(Exercise)
Check every line below for the word "label" and copy each one that has it.

(Chart and figure data)

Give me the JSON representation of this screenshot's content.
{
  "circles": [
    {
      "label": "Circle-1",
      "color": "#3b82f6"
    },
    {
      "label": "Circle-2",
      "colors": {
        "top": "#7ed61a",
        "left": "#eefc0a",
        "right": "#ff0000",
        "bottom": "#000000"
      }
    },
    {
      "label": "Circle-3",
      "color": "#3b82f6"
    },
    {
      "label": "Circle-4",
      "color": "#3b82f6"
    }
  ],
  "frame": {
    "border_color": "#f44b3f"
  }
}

(Task solution)
      "label": "Circle-1",
      "label": "Circle-2",
      "label": "Circle-3",
      "label": "Circle-4",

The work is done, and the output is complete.